TASK REQUIREMENTS:
Return each line of the material verbatim.
-------- STORED RECORDS --------
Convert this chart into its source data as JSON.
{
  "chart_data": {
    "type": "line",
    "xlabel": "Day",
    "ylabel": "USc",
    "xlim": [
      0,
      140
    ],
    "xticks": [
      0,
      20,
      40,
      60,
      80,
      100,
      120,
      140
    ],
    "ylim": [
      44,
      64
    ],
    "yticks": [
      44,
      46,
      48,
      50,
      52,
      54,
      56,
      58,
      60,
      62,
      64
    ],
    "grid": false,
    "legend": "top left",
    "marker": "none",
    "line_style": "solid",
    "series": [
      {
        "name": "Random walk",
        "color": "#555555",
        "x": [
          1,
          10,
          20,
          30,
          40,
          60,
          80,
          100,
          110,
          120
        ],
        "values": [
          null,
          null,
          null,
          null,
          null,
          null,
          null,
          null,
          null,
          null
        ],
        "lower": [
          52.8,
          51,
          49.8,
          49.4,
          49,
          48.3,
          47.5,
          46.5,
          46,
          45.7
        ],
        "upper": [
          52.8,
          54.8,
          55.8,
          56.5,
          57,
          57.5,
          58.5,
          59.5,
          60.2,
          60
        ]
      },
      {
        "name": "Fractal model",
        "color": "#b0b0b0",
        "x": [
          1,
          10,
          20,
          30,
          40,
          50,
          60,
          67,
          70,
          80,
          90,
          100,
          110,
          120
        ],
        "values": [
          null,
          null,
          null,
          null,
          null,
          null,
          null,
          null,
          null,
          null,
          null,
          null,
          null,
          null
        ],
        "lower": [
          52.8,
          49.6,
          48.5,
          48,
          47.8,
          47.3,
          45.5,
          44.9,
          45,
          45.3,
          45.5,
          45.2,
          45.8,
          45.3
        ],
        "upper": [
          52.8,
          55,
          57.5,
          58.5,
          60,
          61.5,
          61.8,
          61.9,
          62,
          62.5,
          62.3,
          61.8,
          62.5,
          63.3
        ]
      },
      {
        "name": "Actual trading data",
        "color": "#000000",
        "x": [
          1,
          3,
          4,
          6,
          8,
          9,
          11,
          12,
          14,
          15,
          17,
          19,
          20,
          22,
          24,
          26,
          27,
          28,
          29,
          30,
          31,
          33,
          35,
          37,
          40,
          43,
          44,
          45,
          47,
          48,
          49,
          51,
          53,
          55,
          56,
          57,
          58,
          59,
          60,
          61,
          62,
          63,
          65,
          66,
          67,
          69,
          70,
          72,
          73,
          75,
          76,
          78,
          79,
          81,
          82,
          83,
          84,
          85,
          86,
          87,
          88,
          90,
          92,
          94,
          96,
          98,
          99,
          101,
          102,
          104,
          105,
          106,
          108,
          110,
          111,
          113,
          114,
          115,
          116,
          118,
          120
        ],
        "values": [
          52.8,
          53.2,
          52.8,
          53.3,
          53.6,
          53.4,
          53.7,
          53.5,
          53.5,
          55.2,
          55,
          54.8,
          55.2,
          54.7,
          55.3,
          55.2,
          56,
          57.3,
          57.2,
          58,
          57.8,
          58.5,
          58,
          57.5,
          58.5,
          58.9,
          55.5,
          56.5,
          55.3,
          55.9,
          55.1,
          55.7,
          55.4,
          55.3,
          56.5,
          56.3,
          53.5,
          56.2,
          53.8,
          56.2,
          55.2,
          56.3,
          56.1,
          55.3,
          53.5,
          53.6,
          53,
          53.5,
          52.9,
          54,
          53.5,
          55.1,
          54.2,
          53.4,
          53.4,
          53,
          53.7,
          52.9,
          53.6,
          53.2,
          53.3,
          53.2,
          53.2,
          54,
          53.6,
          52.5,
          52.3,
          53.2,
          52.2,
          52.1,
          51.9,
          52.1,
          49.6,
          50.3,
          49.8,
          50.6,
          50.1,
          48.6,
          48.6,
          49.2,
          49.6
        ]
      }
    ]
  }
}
--------
CORRECT ANSWER:
Convert this chart into its source data as JSON.
{
  "chart_data": {
    "type": "line",
    "xlabel": "Day",
    "ylabel": "USc",
    "xlim": [
      0,
      140
    ],
    "xticks": [
      0,
      20,
      40,
      60,
      80,
      100,
      120,
      140
    ],
    "ylim": [
      44,
      64
    ],
    "yticks": [
      44,
      46,
      48,
      50,
      52,
      54,
      56,
      58,
      60,
      62,
      64
    ],
    "grid": false,
    "legend": "top left",
    "marker": "none",
    "line_style": "solid",
    "series": [
      {
        "name": "Random walk",
        "color": "#555555",
        "x": [
          1,
          10,
          20,
          30,
          40,
          60,
          80,
          100,
          110,
          120
        ],
        "values": [
          null,
          null,
          null,
          null,
          null,
          null,
          null,
          null,
          null,
          null
        ],
        "lower": [
          52.8,
          51,
          49.8,
          49.4,
          49,
          48.3,
          47.5,
          46.5,
          46,
          45.7
        ],
        "upper": [
          52.8,
          54.8,
          55.8,
          56.5,
          57,
          57.5,
          58.5,
          59.5,
          60.2,
          60
        ]
      },
      {
        "name": "Fractal model",
        "color": "#b0b0b0",
        "x": [
          1,
          10,
          20,
          30,
          40,
          50,
          60,
          67,
          70,
          80,
          90,
          100,
          110,
          120
        ],
        "values": [
          null,
          null,
          null,
          null,
          null,
          null,
          null,
          null,
          null,
          null,
          null,
          null,
          null,
          null
        ],
        "lower": [
          52.8,
          49.6,
          48.5,
          48,
          47.8,
          47.3,
          45.5,
          44.9,
          45,
          45.3,
          45.5,
          45.2,
          45.8,
          45.3
        ],
        "upper": [
          52.8,
          55,
          57.5,
          58.5,
          60,
          61.5,
          61.8,
          61.9,
          62,
          62.5,
          62.3,
          61.8,
          62.5,
          63.3
        ]
      },
      {
        "name": "Actual trading data",
        "color": "#000000",
        "x": [
          1,
          3,
          4,
          6,
          8,
          9,
          11,
          12,
          14,
          15,
          17,
          19,
          20,
          22,
          24,
          26,
          27,
          28,
          29,
          30,
          31,
          33,
          35,
          37,
          40,
          43,
          44,
          45,
          47,
          48,
          49,
          51,
          53,
          55,
          56,
          57,
          58,
          59,
          60,
          61,
          62,
          63,
          65,
          66,
          67,
          69,
          70,
          72,
          73,
          75,
          76,
          78,
          79,
          81,
          82,
          83,
          84,
          85,
          86,
          87,
          88,
          90,
          92,
          94,
          96,
          98,
          99,
          101,
          102,
          104,
          105,
          106,
          108,
          110,
          111,
          113,
          114,
          115,
          116,
          118,
          120
        ],
        "values": [
          52.8,
          53.2,
          52.8,
          53.3,
          53.6,
          53.4,
          53.7,
          53.5,
          53.5,
          55.2,
          55,
          54.8,
          55.2,
          54.7,
          55.3,
          55.2,
          56,
          57.3,
          57.2,
          58,
          57.8,
          58.5,
          58,
          57.5,
          58.5,
          58.9,
          55.5,
          56.5,
          55.3,
          55.9,
          55.1,
          55.7,
          55.4,
          55.3,
          56.5,
          56.3,
          53.5,
          56.2,
          53.8,
          56.2,
          55.2,
          56.3,
          56.1,
          55.3,
          53.5,
          53.6,
          53,
          53.5,
          52.9,
          54,
          53.5,
          55.1,
          54.2,
          53.4,
          53.4,
          53,
          53.7,
          52.9,
          53.6,
          53.2,
          53.3,
          53.2,
          53.2,
          54,
          53.6,
          52.5,
          52.3,
          53.2,
          52.2,
          52.1,
          51.9,
          52.1,
          49.6,
          50.3,
          49.8,
          50.6,
          50.1,
          48.6,
          48.6,
          49.2,
          49.6
        ]
      }
    ]
  }
}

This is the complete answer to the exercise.